#### Material for this task ####

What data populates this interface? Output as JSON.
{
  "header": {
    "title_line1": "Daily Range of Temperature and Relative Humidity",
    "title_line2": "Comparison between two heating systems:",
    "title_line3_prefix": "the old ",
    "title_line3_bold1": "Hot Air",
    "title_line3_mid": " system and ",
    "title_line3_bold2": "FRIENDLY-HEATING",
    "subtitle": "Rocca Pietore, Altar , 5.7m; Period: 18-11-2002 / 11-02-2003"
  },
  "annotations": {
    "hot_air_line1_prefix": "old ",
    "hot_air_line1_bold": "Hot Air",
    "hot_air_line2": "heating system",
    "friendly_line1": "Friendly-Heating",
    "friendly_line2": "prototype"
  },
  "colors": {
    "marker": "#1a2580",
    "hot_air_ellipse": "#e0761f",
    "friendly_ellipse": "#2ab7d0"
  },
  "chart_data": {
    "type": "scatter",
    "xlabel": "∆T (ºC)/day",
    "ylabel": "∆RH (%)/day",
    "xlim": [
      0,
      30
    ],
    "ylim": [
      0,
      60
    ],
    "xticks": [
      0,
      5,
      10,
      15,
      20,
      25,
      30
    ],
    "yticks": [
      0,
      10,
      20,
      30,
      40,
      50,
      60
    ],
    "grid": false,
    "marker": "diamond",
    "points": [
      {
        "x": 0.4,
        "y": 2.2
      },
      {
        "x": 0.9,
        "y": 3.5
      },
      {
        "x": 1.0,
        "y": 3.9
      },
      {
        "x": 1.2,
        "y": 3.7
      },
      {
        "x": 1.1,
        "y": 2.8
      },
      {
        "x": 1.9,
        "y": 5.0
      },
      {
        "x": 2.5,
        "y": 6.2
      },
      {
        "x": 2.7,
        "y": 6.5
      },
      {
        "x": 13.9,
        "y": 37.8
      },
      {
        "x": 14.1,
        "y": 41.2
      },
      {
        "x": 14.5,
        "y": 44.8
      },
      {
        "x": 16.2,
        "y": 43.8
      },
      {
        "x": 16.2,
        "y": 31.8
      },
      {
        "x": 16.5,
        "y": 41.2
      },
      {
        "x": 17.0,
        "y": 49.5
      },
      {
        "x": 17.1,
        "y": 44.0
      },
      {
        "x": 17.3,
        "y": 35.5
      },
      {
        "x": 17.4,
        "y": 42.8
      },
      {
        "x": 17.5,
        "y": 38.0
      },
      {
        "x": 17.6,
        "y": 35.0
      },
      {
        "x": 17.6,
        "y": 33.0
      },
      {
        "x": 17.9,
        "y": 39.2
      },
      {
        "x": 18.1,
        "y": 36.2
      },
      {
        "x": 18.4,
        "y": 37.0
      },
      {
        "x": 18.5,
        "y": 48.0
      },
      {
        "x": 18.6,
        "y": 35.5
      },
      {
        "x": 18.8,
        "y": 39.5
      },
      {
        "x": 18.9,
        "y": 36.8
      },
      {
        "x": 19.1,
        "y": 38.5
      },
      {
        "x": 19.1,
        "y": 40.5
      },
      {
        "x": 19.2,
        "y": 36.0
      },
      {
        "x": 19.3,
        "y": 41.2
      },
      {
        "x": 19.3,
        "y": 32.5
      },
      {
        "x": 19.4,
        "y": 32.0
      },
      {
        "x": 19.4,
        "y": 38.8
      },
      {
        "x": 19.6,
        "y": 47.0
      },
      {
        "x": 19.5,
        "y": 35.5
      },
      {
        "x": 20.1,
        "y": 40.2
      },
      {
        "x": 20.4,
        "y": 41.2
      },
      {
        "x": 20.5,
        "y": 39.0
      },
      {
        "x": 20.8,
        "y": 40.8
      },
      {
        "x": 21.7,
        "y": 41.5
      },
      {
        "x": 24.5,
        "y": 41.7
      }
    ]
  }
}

####

- **Your task**: Take the records above and return them exactly as written.

- **Solution to this problem**:
What data populates this interface? Output as JSON.
{
  "header": {
    "title_line1": "Daily Range of Temperature and Relative Humidity",
    "title_line2": "Comparison between two heating systems:",
    "title_line3_prefix": "the old ",
    "title_line3_bold1": "Hot Air",
    "title_line3_mid": " system and ",
    "title_line3_bold2": "FRIENDLY-HEATING",
    "subtitle": "Rocca Pietore, Altar , 5.7m; Period: 18-11-2002 / 11-02-2003"
  },
  "annotations": {
    "hot_air_line1_prefix": "old ",
    "hot_air_line1_bold": "Hot Air",
    "hot_air_line2": "heating system",
    "friendly_line1": "Friendly-Heating",
    "friendly_line2": "prototype"
  },
  "colors": {
    "marker": "#1a2580",
    "hot_air_ellipse": "#e0761f",
    "friendly_ellipse": "#2ab7d0"
  },
  "chart_data": {
    "type": "scatter",
    "xlabel": "∆T (ºC)/day",
    "ylabel": "∆RH (%)/day",
    "xlim": [
      0,
      30
    ],
    "ylim": [
      0,
      60
    ],
    "xticks": [
      0,
      5,
      10,
      15,
      20,
      25,
      30
    ],
    "yticks": [
      0,
      10,
      20,
      30,
      40,
      50,
      60
    ],
    "grid": false,
    "marker": "diamond",
    "points": [
      {
        "x": 0.4,
        "y": 2.2
      },
      {
        "x": 0.9,
        "y": 3.5
      },
      {
        "x": 1.0,
        "y": 3.9
      },
      {
        "x": 1.2,
        "y": 3.7
      },
      {
        "x": 1.1,
        "y": 2.8
      },
      {
        "x": 1.9,
        "y": 5.0
      },
      {
        "x": 2.5,
        "y": 6.2
      },
      {
        "x": 2.7,
        "y": 6.5
      },
      {
        "x": 13.9,
        "y": 37.8
      },
      {
        "x": 14.1,
        "y": 41.2
      },
      {
        "x": 14.5,
        "y": 44.8
      },
      {
        "x": 16.2,
        "y": 43.8
      },
      {
        "x": 16.2,
        "y": 31.8
      },
      {
        "x": 16.5,
        "y": 41.2
      },
      {
        "x": 17.0,
        "y": 49.5
      },
      {
        "x": 17.1,
        "y": 44.0
      },
      {
        "x": 17.3,
        "y": 35.5
      },
      {
        "x": 17.4,
        "y": 42.8
      },
      {
        "x": 17.5,
        "y": 38.0
      },
      {
        "x": 17.6,
        "y": 35.0
      },
      {
        "x": 17.6,
        "y": 33.0
      },
      {
        "x": 17.9,
        "y": 39.2
      },
      {
        "x": 18.1,
        "y": 36.2
      },
      {
        "x": 18.4,
        "y": 37.0
      },
      {
        "x": 18.5,
        "y": 48.0
      },
      {
        "x": 18.6,
        "y": 35.5
      },
      {
        "x": 18.8,
        "y": 39.5
      },
      {
        "x": 18.9,
        "y": 36.8
      },
      {
        "x": 19.1,
        "y": 38.5
      },
      {
        "x": 19.1,
        "y": 40.5
      },
      {
        "x": 19.2,
        "y": 36.0
      },
      {
        "x": 19.3,
        "y": 41.2
      },
      {
        "x": 19.3,
        "y": 32.5
      },
      {
        "x": 19.4,
        "y": 32.0
      },
      {
        "x": 19.4,
        "y": 38.8
      },
      {
        "x": 19.6,
        "y": 47.0
      },
      {
        "x": 19.5,
        "y": 35.5
      },
      {
        "x": 20.1,
        "y": 40.2
      },
      {
        "x": 20.4,
        "y": 41.2
      },
      {
        "x": 20.5,
        "y": 39.0
      },
      {
        "x": 20.8,
        "y": 40.8
      },
      {
        "x": 21.7,
        "y": 41.5
      },
      {
        "x": 24.5,
        "y": 41.7
      }
    ]
  }
}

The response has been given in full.